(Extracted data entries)

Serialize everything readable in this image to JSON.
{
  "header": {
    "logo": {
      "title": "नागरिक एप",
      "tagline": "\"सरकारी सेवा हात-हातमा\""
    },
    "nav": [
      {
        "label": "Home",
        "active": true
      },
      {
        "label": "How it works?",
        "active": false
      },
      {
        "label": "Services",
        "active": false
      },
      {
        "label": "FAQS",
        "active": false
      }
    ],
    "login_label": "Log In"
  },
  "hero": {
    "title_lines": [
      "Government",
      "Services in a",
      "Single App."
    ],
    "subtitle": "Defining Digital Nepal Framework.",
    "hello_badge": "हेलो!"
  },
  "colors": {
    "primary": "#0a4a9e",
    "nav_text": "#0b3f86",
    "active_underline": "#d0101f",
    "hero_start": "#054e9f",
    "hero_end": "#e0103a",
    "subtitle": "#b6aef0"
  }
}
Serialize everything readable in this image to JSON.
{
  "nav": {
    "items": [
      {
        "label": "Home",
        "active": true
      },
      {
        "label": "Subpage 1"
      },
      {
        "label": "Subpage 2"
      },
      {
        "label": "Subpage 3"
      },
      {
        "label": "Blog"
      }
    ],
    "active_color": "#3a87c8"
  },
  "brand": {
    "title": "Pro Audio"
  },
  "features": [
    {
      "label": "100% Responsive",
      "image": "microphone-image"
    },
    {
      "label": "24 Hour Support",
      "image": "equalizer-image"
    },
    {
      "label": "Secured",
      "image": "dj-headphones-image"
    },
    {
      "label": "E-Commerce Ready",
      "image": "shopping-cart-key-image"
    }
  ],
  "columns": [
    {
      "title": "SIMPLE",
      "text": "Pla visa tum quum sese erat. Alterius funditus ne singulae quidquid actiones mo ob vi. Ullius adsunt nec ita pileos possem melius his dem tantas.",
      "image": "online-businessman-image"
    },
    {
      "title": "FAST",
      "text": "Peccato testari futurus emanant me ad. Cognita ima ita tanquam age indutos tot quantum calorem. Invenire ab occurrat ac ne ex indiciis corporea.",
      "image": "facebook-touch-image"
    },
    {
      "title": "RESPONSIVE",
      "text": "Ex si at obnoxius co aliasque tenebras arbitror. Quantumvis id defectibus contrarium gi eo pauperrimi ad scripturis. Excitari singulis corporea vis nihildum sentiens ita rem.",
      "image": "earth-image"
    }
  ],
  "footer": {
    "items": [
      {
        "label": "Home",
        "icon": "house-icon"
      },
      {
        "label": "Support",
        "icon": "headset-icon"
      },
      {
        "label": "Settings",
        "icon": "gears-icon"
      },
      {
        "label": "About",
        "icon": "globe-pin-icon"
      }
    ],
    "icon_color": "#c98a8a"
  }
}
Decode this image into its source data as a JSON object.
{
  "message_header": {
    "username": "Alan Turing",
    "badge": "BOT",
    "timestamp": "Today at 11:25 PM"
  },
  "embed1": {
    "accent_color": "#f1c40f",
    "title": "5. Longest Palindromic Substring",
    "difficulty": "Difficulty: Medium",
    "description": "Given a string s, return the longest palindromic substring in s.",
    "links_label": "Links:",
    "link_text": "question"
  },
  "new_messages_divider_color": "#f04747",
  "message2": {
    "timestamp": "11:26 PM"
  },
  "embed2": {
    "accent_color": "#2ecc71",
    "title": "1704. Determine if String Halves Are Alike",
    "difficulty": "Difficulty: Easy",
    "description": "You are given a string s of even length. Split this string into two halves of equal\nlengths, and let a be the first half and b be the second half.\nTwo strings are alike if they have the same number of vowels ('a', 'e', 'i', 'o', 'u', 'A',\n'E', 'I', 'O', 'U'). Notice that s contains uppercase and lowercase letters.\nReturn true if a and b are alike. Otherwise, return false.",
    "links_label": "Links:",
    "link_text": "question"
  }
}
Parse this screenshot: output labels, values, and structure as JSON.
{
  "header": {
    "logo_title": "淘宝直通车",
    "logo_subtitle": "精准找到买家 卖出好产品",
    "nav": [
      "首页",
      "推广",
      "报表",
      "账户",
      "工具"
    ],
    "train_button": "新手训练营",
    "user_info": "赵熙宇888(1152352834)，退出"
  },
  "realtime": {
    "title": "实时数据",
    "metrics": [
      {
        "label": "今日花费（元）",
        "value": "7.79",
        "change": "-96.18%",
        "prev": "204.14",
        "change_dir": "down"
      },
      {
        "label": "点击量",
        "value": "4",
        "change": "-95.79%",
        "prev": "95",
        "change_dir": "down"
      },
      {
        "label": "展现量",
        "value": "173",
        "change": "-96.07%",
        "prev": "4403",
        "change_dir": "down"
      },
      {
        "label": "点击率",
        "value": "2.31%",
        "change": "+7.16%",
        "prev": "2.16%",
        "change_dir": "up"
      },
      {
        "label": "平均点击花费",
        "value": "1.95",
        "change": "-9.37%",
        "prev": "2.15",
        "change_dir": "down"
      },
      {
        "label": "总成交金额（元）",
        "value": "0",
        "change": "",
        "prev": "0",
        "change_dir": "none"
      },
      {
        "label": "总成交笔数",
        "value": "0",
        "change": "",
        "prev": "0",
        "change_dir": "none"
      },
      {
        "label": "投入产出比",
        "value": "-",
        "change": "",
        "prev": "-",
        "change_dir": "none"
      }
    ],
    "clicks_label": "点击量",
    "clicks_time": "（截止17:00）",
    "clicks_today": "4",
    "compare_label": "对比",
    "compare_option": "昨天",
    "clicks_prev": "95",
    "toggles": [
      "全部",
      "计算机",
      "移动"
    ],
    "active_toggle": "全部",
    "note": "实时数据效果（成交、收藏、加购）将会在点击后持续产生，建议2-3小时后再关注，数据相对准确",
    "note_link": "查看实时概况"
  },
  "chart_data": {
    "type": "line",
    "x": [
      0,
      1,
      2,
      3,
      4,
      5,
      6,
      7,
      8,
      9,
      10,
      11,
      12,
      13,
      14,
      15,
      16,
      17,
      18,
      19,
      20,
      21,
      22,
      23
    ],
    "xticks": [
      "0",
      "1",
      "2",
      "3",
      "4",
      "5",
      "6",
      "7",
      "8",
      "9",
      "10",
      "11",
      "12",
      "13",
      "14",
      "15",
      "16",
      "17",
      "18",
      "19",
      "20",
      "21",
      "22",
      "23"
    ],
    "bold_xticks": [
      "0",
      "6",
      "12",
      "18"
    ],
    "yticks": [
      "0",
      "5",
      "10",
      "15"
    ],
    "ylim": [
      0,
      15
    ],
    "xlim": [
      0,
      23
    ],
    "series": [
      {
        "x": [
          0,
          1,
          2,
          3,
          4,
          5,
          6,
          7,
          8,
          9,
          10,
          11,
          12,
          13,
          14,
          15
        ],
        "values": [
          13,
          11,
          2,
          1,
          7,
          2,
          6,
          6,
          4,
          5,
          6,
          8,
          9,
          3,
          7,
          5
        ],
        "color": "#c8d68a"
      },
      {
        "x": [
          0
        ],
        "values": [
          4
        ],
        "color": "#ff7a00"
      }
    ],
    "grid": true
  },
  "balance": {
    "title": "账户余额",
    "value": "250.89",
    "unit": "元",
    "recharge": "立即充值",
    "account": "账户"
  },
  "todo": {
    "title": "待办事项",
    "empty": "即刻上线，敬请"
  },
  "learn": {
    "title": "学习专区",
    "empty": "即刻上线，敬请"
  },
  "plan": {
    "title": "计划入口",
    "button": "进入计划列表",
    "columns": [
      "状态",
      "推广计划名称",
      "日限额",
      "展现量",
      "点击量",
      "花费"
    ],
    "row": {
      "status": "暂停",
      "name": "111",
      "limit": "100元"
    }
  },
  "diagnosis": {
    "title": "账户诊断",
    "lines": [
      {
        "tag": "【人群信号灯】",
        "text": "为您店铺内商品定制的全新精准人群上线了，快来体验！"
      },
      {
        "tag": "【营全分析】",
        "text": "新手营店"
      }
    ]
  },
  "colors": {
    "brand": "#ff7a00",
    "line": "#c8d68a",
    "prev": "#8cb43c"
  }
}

Description of the task: Every line of the records that includes the word "true" should be gathered.

The answer:
        "active": true
        "active": true
    "description": "You are given a string s of even length. Split this string into two halves of equal\nlengths, and let a be the first half and b be the second half.\nTwo strings are alike if they have the same number of vowels ('a', 'e', 'i', 'o', 'u', 'A',\n'E', 'I', 'O', 'U'). Notice that s contains uppercase and lowercase letters.\nReturn true if a and b are alike. Otherwise, return false.",
    "grid": true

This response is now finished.